> _WRITTEN EXERCISE_:
Copy the following entries word for word, leaving every line as it is.

Element and coordinate entries
-- start --

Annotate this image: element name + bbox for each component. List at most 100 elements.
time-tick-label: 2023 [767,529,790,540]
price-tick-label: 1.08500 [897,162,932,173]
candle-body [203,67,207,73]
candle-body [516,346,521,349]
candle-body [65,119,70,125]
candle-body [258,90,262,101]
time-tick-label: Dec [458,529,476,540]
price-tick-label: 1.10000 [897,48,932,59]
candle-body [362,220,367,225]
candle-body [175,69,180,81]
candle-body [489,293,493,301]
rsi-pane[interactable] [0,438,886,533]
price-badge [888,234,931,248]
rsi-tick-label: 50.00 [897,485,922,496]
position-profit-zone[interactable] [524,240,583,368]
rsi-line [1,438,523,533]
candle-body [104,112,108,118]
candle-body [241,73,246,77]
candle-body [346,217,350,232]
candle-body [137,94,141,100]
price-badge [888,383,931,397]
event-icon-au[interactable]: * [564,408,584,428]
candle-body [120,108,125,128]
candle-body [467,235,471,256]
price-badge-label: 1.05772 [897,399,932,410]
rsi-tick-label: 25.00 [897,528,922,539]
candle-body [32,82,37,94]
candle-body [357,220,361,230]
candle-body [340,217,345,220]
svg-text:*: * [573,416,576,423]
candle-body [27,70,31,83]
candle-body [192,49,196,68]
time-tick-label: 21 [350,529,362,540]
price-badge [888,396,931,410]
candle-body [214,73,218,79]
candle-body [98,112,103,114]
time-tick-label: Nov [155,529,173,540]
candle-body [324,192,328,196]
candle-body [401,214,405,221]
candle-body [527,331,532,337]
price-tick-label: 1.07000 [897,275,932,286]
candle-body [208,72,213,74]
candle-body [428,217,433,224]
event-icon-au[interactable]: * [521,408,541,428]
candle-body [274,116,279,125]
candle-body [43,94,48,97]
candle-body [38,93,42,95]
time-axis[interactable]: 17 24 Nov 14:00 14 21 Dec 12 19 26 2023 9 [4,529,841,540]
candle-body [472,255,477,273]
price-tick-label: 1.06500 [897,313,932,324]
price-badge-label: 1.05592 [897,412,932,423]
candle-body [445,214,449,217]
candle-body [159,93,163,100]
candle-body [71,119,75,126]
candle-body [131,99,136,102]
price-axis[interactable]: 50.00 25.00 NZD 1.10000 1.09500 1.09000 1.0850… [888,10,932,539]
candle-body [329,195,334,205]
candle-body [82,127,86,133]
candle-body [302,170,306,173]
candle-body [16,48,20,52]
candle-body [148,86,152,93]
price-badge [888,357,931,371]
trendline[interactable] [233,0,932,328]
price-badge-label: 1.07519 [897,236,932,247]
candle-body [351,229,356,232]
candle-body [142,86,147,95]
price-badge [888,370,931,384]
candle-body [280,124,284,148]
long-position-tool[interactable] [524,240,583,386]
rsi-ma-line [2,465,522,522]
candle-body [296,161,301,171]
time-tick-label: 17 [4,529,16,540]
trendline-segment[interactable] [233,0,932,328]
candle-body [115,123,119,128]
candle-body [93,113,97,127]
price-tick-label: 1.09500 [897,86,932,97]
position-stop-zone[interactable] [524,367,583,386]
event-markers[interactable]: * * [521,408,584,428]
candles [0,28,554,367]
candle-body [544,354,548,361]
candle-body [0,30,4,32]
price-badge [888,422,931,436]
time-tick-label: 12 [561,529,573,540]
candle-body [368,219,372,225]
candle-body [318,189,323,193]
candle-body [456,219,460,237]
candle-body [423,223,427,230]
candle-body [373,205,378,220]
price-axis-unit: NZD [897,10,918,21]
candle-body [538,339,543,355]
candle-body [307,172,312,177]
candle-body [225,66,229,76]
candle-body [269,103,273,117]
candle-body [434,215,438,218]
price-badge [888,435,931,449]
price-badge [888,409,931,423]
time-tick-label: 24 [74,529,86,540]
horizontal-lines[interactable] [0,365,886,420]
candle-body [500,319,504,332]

-- end --

> _THE SOLUTION_:
Annotate this image: element name + bbox for each component. List at most 100 elements.
time-tick-label: 2023 [767,529,790,540]
price-tick-label: 1.08500 [897,162,932,173]
candle-body [203,67,207,73]
candle-body [516,346,521,349]
candle-body [65,119,70,125]
candle-body [258,90,262,101]
time-tick-label: Dec [458,529,476,540]
price-tick-label: 1.10000 [897,48,932,59]
candle-body [362,220,367,225]
candle-body [175,69,180,81]
candle-body [489,293,493,301]
rsi-pane[interactable] [0,438,886,533]
price-badge [888,234,931,248]
rsi-tick-label: 50.00 [897,485,922,496]
position-profit-zone[interactable] [524,240,583,368]
rsi-line [1,438,523,533]
candle-body [104,112,108,118]
candle-body [241,73,246,77]
candle-body [346,217,350,232]
candle-body [137,94,141,100]
price-badge [888,383,931,397]
event-icon-au[interactable]: * [564,408,584,428]
candle-body [120,108,125,128]
candle-body [467,235,471,256]
price-badge-label: 1.05772 [897,399,932,410]
rsi-tick-label: 25.00 [897,528,922,539]
candle-body [32,82,37,94]
candle-body [357,220,361,230]
candle-body [340,217,345,220]
svg-text:*: * [573,416,576,423]
candle-body [27,70,31,83]
candle-body [192,49,196,68]
time-tick-label: 21 [350,529,362,540]
price-badge [888,396,931,410]
candle-body [214,73,218,79]
candle-body [98,112,103,114]
time-tick-label: Nov [155,529,173,540]
candle-body [324,192,328,196]
candle-body [401,214,405,221]
candle-body [527,331,532,337]
price-tick-label: 1.07000 [897,275,932,286]
candle-body [208,72,213,74]
candle-body [428,217,433,224]
event-icon-au[interactable]: * [521,408,541,428]
candle-body [274,116,279,125]
candle-body [43,94,48,97]
candle-body [38,93,42,95]
time-axis[interactable]: 17 24 Nov 14:00 14 21 Dec 12 19 26 2023 9 [4,529,841,540]
candle-body [472,255,477,273]
price-tick-label: 1.06500 [897,313,932,324]
price-badge-label: 1.05592 [897,412,932,423]
candle-body [445,214,449,217]
candle-body [159,93,163,100]
candle-body [71,119,75,126]
candle-body [131,99,136,102]
price-axis[interactable]: 50.00 25.00 NZD 1.10000 1.09500 1.09000 1.0850… [888,10,932,539]
candle-body [329,195,334,205]
candle-body [82,127,86,133]
candle-body [302,170,306,173]
candle-body [16,48,20,52]
candle-body [148,86,152,93]
price-badge [888,357,931,371]
trendline[interactable] [233,0,932,328]
price-badge-label: 1.07519 [897,236,932,247]
candle-body [351,229,356,232]
candle-body [142,86,147,95]
price-badge [888,370,931,384]
candle-body [280,124,284,148]
long-position-tool[interactable] [524,240,583,386]
rsi-ma-line [2,465,522,522]
candle-body [296,161,301,171]
time-tick-label: 17 [4,529,16,540]
trendline-segment[interactable] [233,0,932,328]
candle-body [115,123,119,128]
candle-body [93,113,97,127]
price-tick-label: 1.09500 [897,86,932,97]
position-stop-zone[interactable] [524,367,583,386]
event-markers[interactable]: * * [521,408,584,428]
candles [0,28,554,367]
candle-body [544,354,548,361]
candle-body [0,30,4,32]
price-badge [888,422,931,436]
time-tick-label: 12 [561,529,573,540]
candle-body [368,219,372,225]
candle-body [318,189,323,193]
candle-body [456,219,460,237]
candle-body [423,223,427,230]
candle-body [373,205,378,220]
price-axis-unit: NZD [897,10,918,21]
candle-body [538,339,543,355]
candle-body [307,172,312,177]
candle-body [225,66,229,76]
candle-body [269,103,273,117]
candle-body [434,215,438,218]
price-badge [888,435,931,449]
price-badge [888,409,931,423]
time-tick-label: 24 [74,529,86,540]
horizontal-lines[interactable] [0,365,886,420]
candle-body [500,319,504,332]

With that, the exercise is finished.